--- begin Information given ---

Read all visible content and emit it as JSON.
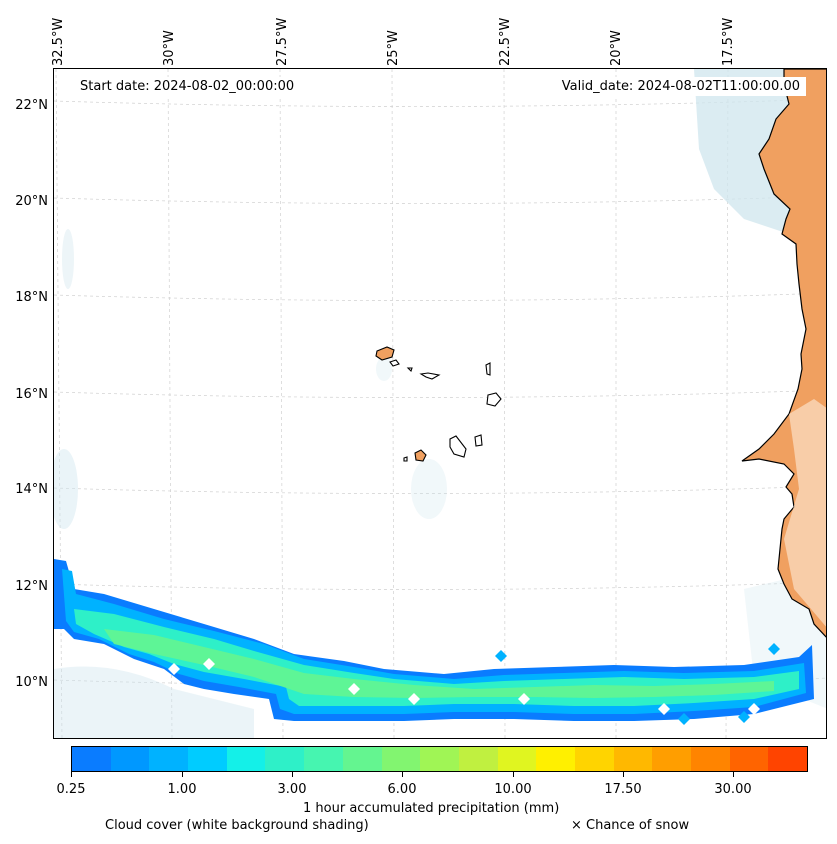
{
  "map": {
    "start_date_label": "Start date: 2024-08-02_00:00:00",
    "valid_date_label": "Valid_date: 2024-08-02T11:00:00.00",
    "longitude_labels": [
      "32.5°W",
      "30°W",
      "27.5°W",
      "25°W",
      "22.5°W",
      "20°W",
      "17.5°W"
    ],
    "latitude_labels": [
      "22°N",
      "20°N",
      "18°N",
      "16°N",
      "14°N",
      "12°N",
      "10°N"
    ],
    "region": "Cape Verde islands and West African coast",
    "colors": {
      "land": "#f0a060",
      "cloud": "#cfe6ee",
      "coastline": "#000000",
      "gridline": "#cccccc"
    }
  },
  "colorbar": {
    "title": "1 hour accumulated precipitation (mm)",
    "tick_labels": [
      "0.25",
      "1.00",
      "3.00",
      "6.00",
      "10.00",
      "17.50",
      "30.00"
    ],
    "colors": [
      "#0a7cff",
      "#0098ff",
      "#00b2ff",
      "#00ccff",
      "#14f0e8",
      "#2ef0c8",
      "#46f5b0",
      "#64f590",
      "#82f570",
      "#a0f555",
      "#c0f040",
      "#e0f520",
      "#fff000",
      "#ffd400",
      "#ffb800",
      "#ff9e00",
      "#ff8400",
      "#ff6400",
      "#ff4400"
    ]
  },
  "legend": {
    "cloud_cover": "Cloud cover (white background shading)",
    "snow": "× Chance of snow"
  }
}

--- end Information given ---

- What is required -
Ignore the images and quote every line of the listing exactly.

- Correct answer -
Read all visible content and emit it as JSON.
{
  "map": {
    "start_date_label": "Start date: 2024-08-02_00:00:00",
    "valid_date_label": "Valid_date: 2024-08-02T11:00:00.00",
    "longitude_labels": [
      "32.5°W",
      "30°W",
      "27.5°W",
      "25°W",
      "22.5°W",
      "20°W",
      "17.5°W"
    ],
    "latitude_labels": [
      "22°N",
      "20°N",
      "18°N",
      "16°N",
      "14°N",
      "12°N",
      "10°N"
    ],
    "region": "Cape Verde islands and West African coast",
    "colors": {
      "land": "#f0a060",
      "cloud": "#cfe6ee",
      "coastline": "#000000",
      "gridline": "#cccccc"
    }
  },
  "colorbar": {
    "title": "1 hour accumulated precipitation (mm)",
    "tick_labels": [
      "0.25",
      "1.00",
      "3.00",
      "6.00",
      "10.00",
      "17.50",
      "30.00"
    ],
    "colors": [
      "#0a7cff",
      "#0098ff",
      "#00b2ff",
      "#00ccff",
      "#14f0e8",
      "#2ef0c8",
      "#46f5b0",
      "#64f590",
      "#82f570",
      "#a0f555",
      "#c0f040",
      "#e0f520",
      "#fff000",
      "#ffd400",
      "#ffb800",
      "#ff9e00",
      "#ff8400",
      "#ff6400",
      "#ff4400"
    ]
  },
  "legend": {
    "cloud_cover": "Cloud cover (white background shading)",
    "snow": "× Chance of snow"
  }
}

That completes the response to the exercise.